— start of Given information —

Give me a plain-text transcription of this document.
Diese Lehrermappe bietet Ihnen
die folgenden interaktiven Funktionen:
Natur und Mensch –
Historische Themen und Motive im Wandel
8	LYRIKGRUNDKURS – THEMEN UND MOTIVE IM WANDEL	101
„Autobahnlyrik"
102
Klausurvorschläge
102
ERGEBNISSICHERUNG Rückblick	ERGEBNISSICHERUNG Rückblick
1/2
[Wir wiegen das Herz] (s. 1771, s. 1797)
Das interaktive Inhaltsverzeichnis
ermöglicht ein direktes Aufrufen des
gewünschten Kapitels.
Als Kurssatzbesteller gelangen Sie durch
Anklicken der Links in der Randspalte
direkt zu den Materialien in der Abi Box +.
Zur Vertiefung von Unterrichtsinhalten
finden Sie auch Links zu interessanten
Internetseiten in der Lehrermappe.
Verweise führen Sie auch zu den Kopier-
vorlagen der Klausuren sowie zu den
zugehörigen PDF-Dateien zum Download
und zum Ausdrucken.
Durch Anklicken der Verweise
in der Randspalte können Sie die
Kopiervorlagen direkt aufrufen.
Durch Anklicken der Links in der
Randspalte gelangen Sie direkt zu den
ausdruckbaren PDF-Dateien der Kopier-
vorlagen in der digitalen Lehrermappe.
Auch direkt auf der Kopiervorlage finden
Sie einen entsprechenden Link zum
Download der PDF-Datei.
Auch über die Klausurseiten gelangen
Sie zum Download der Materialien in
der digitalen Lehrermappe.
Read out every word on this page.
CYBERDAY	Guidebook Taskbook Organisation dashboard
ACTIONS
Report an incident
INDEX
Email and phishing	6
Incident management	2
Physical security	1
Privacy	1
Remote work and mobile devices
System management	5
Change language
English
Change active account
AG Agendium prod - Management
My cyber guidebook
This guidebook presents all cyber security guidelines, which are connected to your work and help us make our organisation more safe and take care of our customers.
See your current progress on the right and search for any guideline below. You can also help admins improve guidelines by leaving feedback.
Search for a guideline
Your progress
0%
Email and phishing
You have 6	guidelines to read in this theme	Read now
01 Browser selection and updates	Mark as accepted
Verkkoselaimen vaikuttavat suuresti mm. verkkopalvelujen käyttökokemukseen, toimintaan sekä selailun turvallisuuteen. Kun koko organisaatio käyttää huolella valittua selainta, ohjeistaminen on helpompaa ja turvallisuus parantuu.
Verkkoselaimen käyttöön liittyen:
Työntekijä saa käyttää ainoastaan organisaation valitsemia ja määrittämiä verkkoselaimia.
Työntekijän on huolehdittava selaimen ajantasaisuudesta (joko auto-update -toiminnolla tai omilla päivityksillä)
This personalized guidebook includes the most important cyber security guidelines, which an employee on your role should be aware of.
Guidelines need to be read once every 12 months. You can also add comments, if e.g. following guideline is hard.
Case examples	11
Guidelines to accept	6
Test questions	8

— end of Given information —

▶ [Exercise instructions]: Every entry must be retyped in full, exactly as given.

▶ [Answer to this problem]:
Give me a plain-text transcription of this document.
Diese Lehrermappe bietet Ihnen
die folgenden interaktiven Funktionen:
Natur und Mensch –
Historische Themen und Motive im Wandel
8	LYRIKGRUNDKURS – THEMEN UND MOTIVE IM WANDEL	101
„Autobahnlyrik"
102
Klausurvorschläge
102
ERGEBNISSICHERUNG Rückblick	ERGEBNISSICHERUNG Rückblick
1/2
[Wir wiegen das Herz] (s. 1771, s. 1797)
Das interaktive Inhaltsverzeichnis
ermöglicht ein direktes Aufrufen des
gewünschten Kapitels.
Als Kurssatzbesteller gelangen Sie durch
Anklicken der Links in der Randspalte
direkt zu den Materialien in der Abi Box +.
Zur Vertiefung von Unterrichtsinhalten
finden Sie auch Links zu interessanten
Internetseiten in der Lehrermappe.
Verweise führen Sie auch zu den Kopier-
vorlagen der Klausuren sowie zu den
zugehörigen PDF-Dateien zum Download
und zum Ausdrucken.
Durch Anklicken der Verweise
in der Randspalte können Sie die
Kopiervorlagen direkt aufrufen.
Durch Anklicken der Links in der
Randspalte gelangen Sie direkt zu den
ausdruckbaren PDF-Dateien der Kopier-
vorlagen in der digitalen Lehrermappe.
Auch direkt auf der Kopiervorlage finden
Sie einen entsprechenden Link zum
Download der PDF-Datei.
Auch über die Klausurseiten gelangen
Sie zum Download der Materialien in
der digitalen Lehrermappe.
Read out every word on this page.
CYBERDAY	Guidebook Taskbook Organisation dashboard
ACTIONS
Report an incident
INDEX
Email and phishing	6
Incident management	2
Physical security	1
Privacy	1
Remote work and mobile devices
System management	5
Change language
English
Change active account
AG Agendium prod - Management
My cyber guidebook
This guidebook presents all cyber security guidelines, which are connected to your work and help us make our organisation more safe and take care of our customers.
See your current progress on the right and search for any guideline below. You can also help admins improve guidelines by leaving feedback.
Search for a guideline
Your progress
0%
Email and phishing
You have 6	guidelines to read in this theme	Read now
01 Browser selection and updates	Mark as accepted
Verkkoselaimen vaikuttavat suuresti mm. verkkopalvelujen käyttökokemukseen, toimintaan sekä selailun turvallisuuteen. Kun koko organisaatio käyttää huolella valittua selainta, ohjeistaminen on helpompaa ja turvallisuus parantuu.
Verkkoselaimen käyttöön liittyen:
Työntekijä saa käyttää ainoastaan organisaation valitsemia ja määrittämiä verkkoselaimia.
Työntekijän on huolehdittava selaimen ajantasaisuudesta (joko auto-update -toiminnolla tai omilla päivityksillä)
This personalized guidebook includes the most important cyber security guidelines, which an employee on your role should be aware of.
Guidelines need to be read once every 12 months. You can also add comments, if e.g. following guideline is hard.
Case examples	11
Guidelines to accept	6
Test questions	8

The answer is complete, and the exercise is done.